DAVID S. LOUGHRAN JULIE ZISSIMOPOULOS

WR-482-1 March 2007 This paper series made possible by the NIA funded RAND Center for the Study of Aging (P30AG012815) and the NICHD funded RAND Population Research Center (R24HD050906).

Why Wait? The Effect of Marriage and Childbearing on the Wages of Men and Women

David S. Loughran* Julie Zissimopoulos RAND Corporation

1776 Main St. Santa Monica, CA 90407

March, 2008

Abstract We use data from the earlier and later cohorts of the NLSY to estimate the effect of marriage and childbearing on wages. Our estimates imply that marriage lowers female wages by between two and four percent in the year of marriage. Marriage also lowers the wage growth of men and women by about two and four percentage points, respectively. A first birth lowers female wages by between two and three percent, but has no effect on wage growth. Male wages are unaffected by childbearing. These findings suggest that early marriage and childbearing can lead to substantial decreases in lifetime earnings.

* Corresponding author (loughran@). The authors gratefully acknowledge financial support for this research from the National Institute for Child Health and Human Development under Grant No. 5R03HD40853-02.
■ ■ ■
Objective 1: In the paper on marriage, childbearing and wages, by how much does a first birth lower female wages?
Objective 2: Pick up the paper on marriage, childbearing and wages after its last sentence and carry it forward.

Data provided:
■ ■ ■
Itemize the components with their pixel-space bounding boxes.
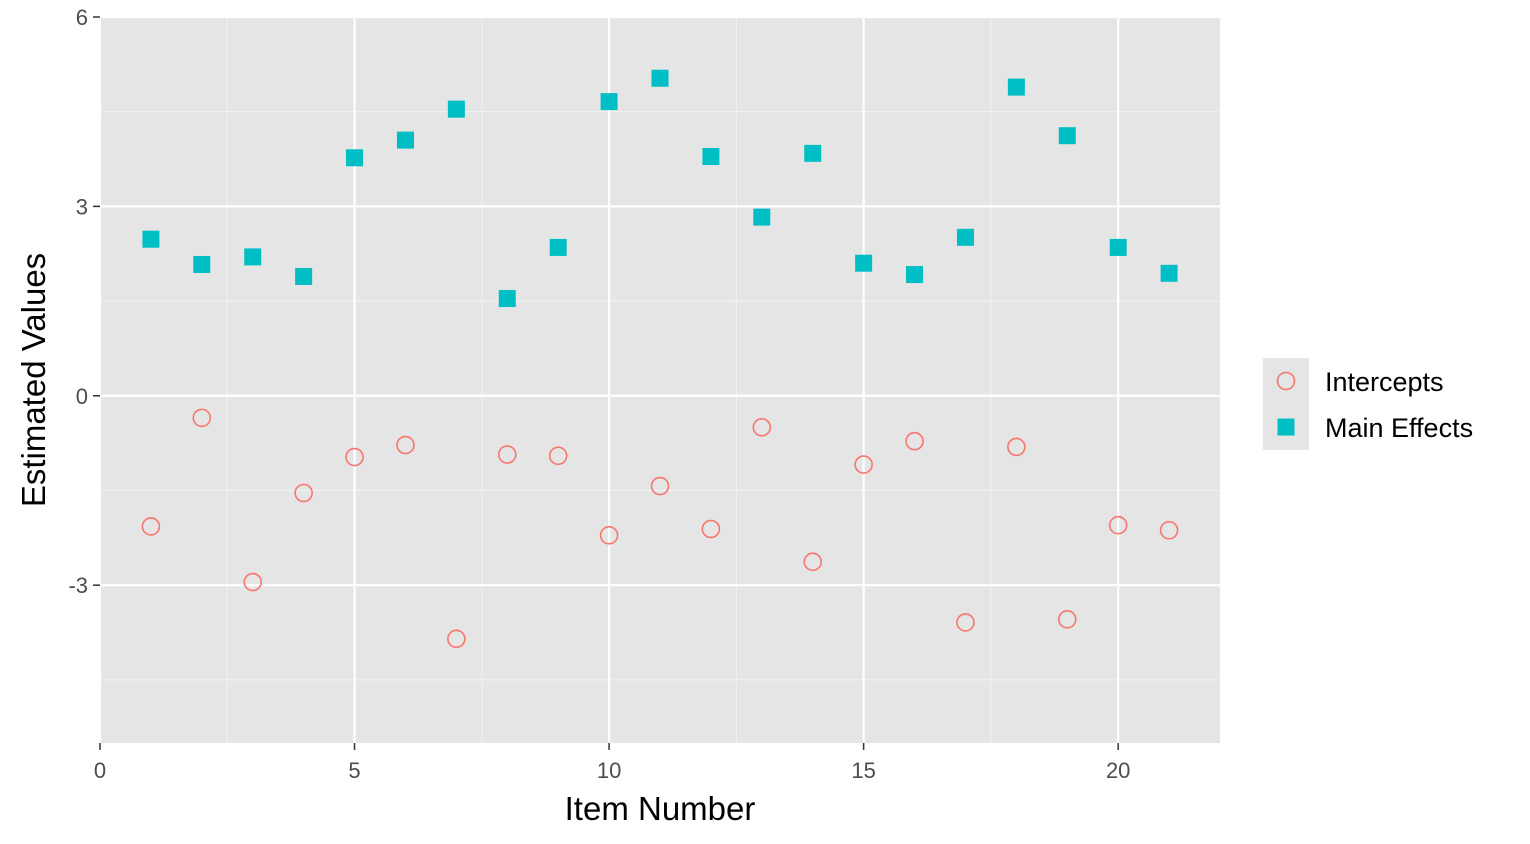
■ ■ ■
Response 1: Between two and three percent.

Response 2:
I. Introduction

Age-specific marital and birth rates have fallen sharply in the United States since the mid-1960s. The decline in these age-specific rates is attributable both to a delay in marriage and childbearing and to a reduction in the fraction of individuals who are ever likely to marry or have children. Among women aged 25-29, for example, the percentage ever married decreased from 85 to 62 percent between 1976 and 2004 and the percentage with one or more live births decreased from 69 to 56 percent.1 The decline in marriage and childbearing is less pronounced at ages 40-44, but still significantthe percentage of women ever married fell from 96 to 90 percent between 1976 and 2004 and the percentage of women with one or more live births fell from 90 to 81 percent.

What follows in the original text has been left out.